Exercise description: Locate the string "data" in the listing below. Copy every line where it is found.
[begin Task input]
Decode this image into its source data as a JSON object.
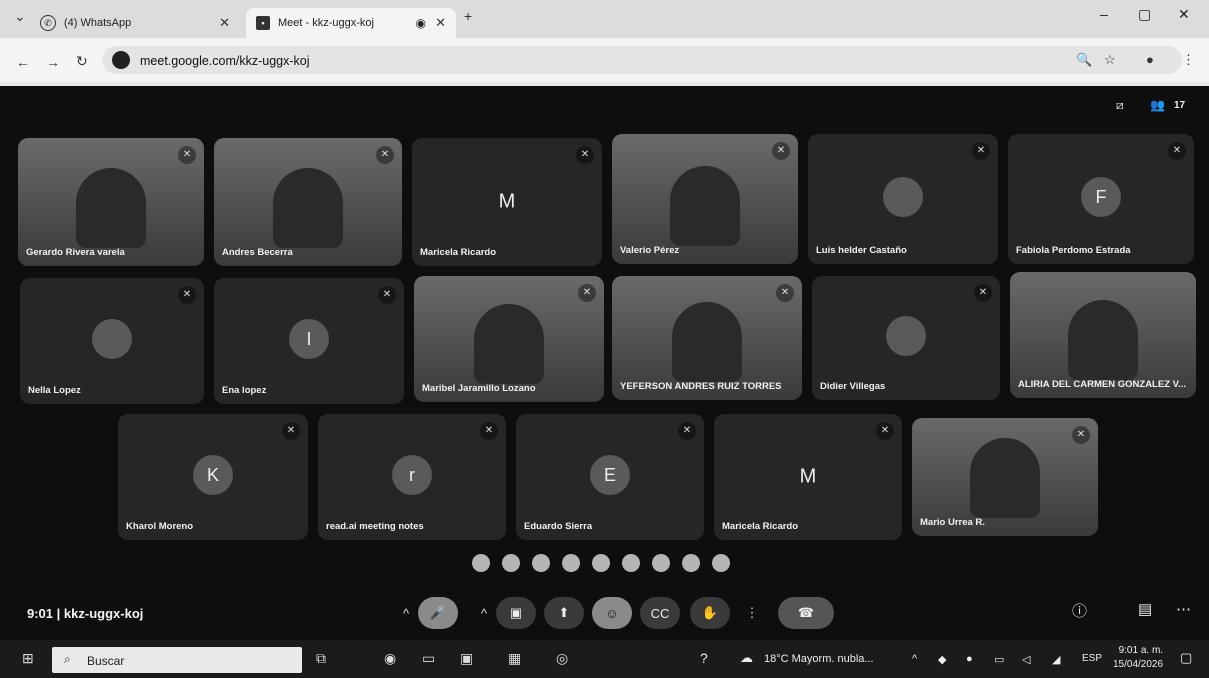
{
  "browser": {
    "tabs": [
      {
        "title": "(4) WhatsApp",
        "active": false
      },
      {
        "title": "Meet - kkz-uggx-koj",
        "active": true
      }
    ],
    "url": "meet.google.com/kkz-uggx-koj"
  },
  "meeting": {
    "time": "9:01",
    "separator": "|",
    "code": "kkz-uggx-koj",
    "participant_count": "17"
  },
  "tiles": [
    {
      "name": "Gerardo Rivera varela",
      "type": "video",
      "letter": ""
    },
    {
      "name": "Andres Becerra",
      "type": "video",
      "letter": ""
    },
    {
      "name": "Maricela Ricardo",
      "type": "letter",
      "letter": "M"
    },
    {
      "name": "Valerio Pérez",
      "type": "video",
      "letter": ""
    },
    {
      "name": "Luis helder Castaño",
      "type": "avatar-photo",
      "letter": ""
    },
    {
      "name": "Fabiola Perdomo Estrada",
      "type": "avatar",
      "letter": "F"
    },
    {
      "name": "Nella Lopez",
      "type": "avatar-photo",
      "letter": ""
    },
    {
      "name": "Ena lopez",
      "type": "avatar",
      "letter": "I"
    },
    {
      "name": "Maribel Jaramillo Lozano",
      "type": "video",
      "letter": ""
    },
    {
      "name": "YEFERSON ANDRES RUIZ TORRES",
      "type": "video",
      "letter": ""
    },
    {
      "name": "Didier Villegas",
      "type": "avatar-photo",
      "letter": ""
    },
    {
      "name": "ALIRIA DEL CARMEN GONZALEZ V...",
      "type": "video",
      "letter": ""
    },
    {
      "name": "Kharol Moreno",
      "type": "avatar",
      "letter": "K"
    },
    {
      "name": "read.ai meeting notes",
      "type": "avatar",
      "letter": "r"
    },
    {
      "name": "Eduardo Sierra",
      "type": "avatar",
      "letter": "E"
    },
    {
      "name": "Maricela Ricardo",
      "type": "letter",
      "letter": "M"
    },
    {
      "name": "Mario Urrea R.",
      "type": "video",
      "letter": ""
    }
  ],
  "taskbar": {
    "search_placeholder": "Buscar",
    "weather": "18°C  Mayorm. nubla...",
    "lang": "ESP",
    "clock_time": "9:01 a. m.",
    "clock_date": "15/04/2026"
  }
}
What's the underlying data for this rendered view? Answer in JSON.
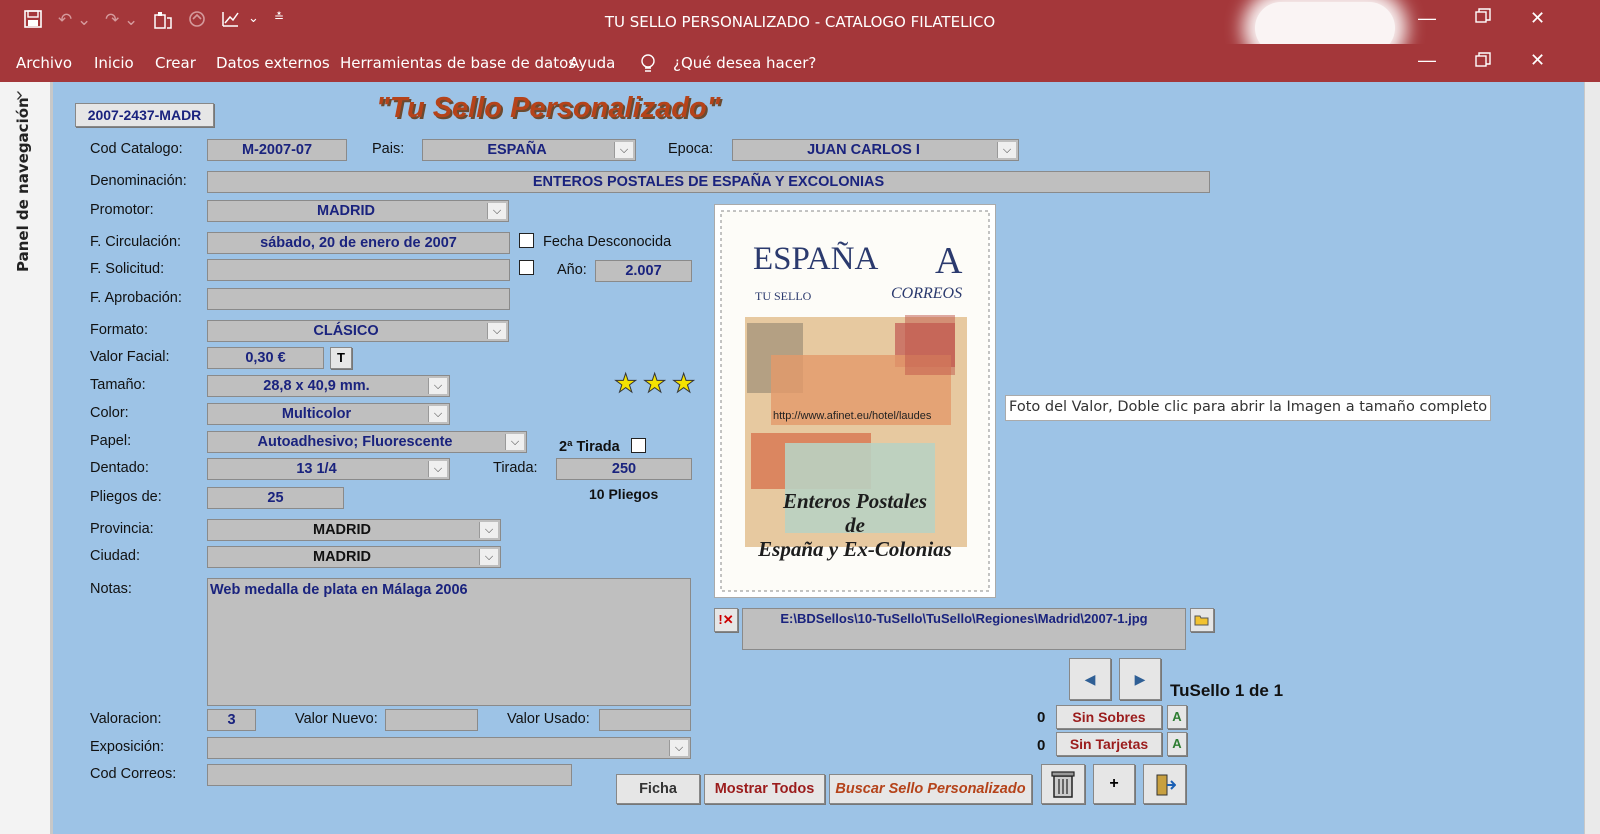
{
  "window": {
    "title": "TU SELLO PERSONALIZADO  -  CATALOGO FILATELICO"
  },
  "ribbon": {
    "menu": [
      "Archivo",
      "Inicio",
      "Crear",
      "Datos externos",
      "Herramientas de base de datos",
      "Ayuda"
    ],
    "search_placeholder": "¿Qué desea hacer?"
  },
  "nav_pane": {
    "label": "Panel de navegación"
  },
  "form": {
    "record_id": "2007-2437-MADR",
    "heading": "\"Tu Sello Personalizado\"",
    "cod_catalogo": {
      "label": "Cod Catalogo:",
      "value": "M-2007-07"
    },
    "pais": {
      "label": "Pais:",
      "value": "ESPAÑA"
    },
    "epoca": {
      "label": "Epoca:",
      "value": "JUAN CARLOS I"
    },
    "denominacion": {
      "label": "Denominación:",
      "value": "ENTEROS POSTALES DE ESPAÑA Y EXCOLONIAS"
    },
    "promotor": {
      "label": "Promotor:",
      "value": "MADRID"
    },
    "f_circulacion": {
      "label": "F. Circulación:",
      "value": "sábado, 20 de enero de 2007"
    },
    "fecha_desconocida": {
      "label": "Fecha Desconocida",
      "checked": false
    },
    "f_solicitud": {
      "label": "F. Solicitud:",
      "value": ""
    },
    "anio": {
      "label": "Año:",
      "value": "2.007"
    },
    "f_aprobacion": {
      "label": "F. Aprobación:",
      "value": ""
    },
    "formato": {
      "label": "Formato:",
      "value": "CLÁSICO"
    },
    "valor_facial": {
      "label": "Valor Facial:",
      "value": "0,30 €",
      "button": "T"
    },
    "tamano": {
      "label": "Tamaño:",
      "value": "28,8 x 40,9 mm."
    },
    "rating_stars": 3,
    "color": {
      "label": "Color:",
      "value": "Multicolor"
    },
    "papel": {
      "label": "Papel:",
      "value": "Autoadhesivo; Fluorescente"
    },
    "segunda_tirada": {
      "label": "2ª Tirada",
      "checked": false
    },
    "dentado": {
      "label": "Dentado:",
      "value": "13 1/4"
    },
    "tirada": {
      "label": "Tirada:",
      "value": "250",
      "pliegos_text": "10 Pliegos"
    },
    "pliegos_de": {
      "label": "Pliegos de:",
      "value": "25"
    },
    "provincia": {
      "label": "Provincia:",
      "value": "MADRID"
    },
    "ciudad": {
      "label": "Ciudad:",
      "value": "MADRID"
    },
    "notas": {
      "label": "Notas:",
      "value": "Web medalla de plata en Málaga 2006"
    },
    "valoracion": {
      "label": "Valoracion:",
      "value": "3"
    },
    "valor_nuevo": {
      "label": "Valor Nuevo:",
      "value": ""
    },
    "valor_usado": {
      "label": "Valor Usado:",
      "value": ""
    },
    "exposicion": {
      "label": "Exposición:",
      "value": ""
    },
    "cod_correos": {
      "label": "Cod Correos:",
      "value": ""
    }
  },
  "stamp_image": {
    "country": "ESPAÑA",
    "rate": "A",
    "brand": "TU SELLO",
    "post": "CORREOS",
    "url": "http://www.afinet.eu/hotel/laudes",
    "caption_line1": "Enteros Postales",
    "caption_line2": "de",
    "caption_line3": "España y Ex-Colonias",
    "tooltip": "Foto del Valor, Doble clic para abrir la Imagen a tamaño completo"
  },
  "image_path": "E:\\BDSellos\\10-TuSello\\TuSello\\Regiones\\Madrid\\2007-1.jpg",
  "navigation": {
    "record_text": "TuSello 1 de 1"
  },
  "sobres": {
    "count": "0",
    "label": "Sin Sobres",
    "add": "A"
  },
  "tarjetas": {
    "count": "0",
    "label": "Sin Tarjetas",
    "add": "A"
  },
  "actions": {
    "ficha": "Ficha",
    "mostrar_todos": "Mostrar Todos",
    "buscar": "Buscar Sello Personalizado",
    "nuevo": "+"
  }
}
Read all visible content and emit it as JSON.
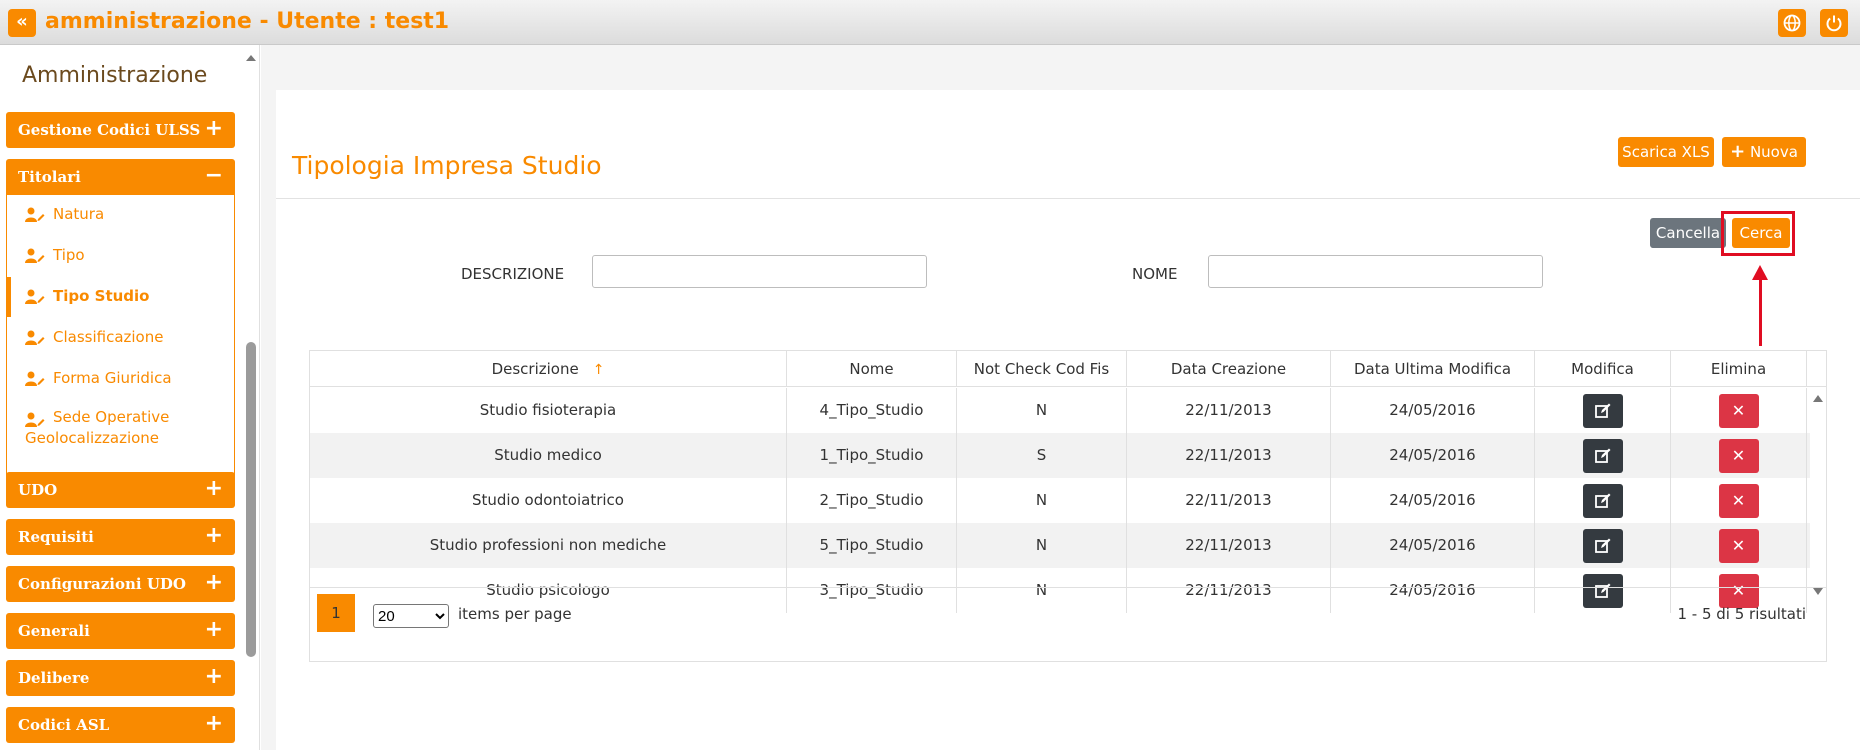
[end Task input]
Solution:
Decode this image into its source data as a JSON object.
What's the underlying data for this rendered view? Answer in JSON.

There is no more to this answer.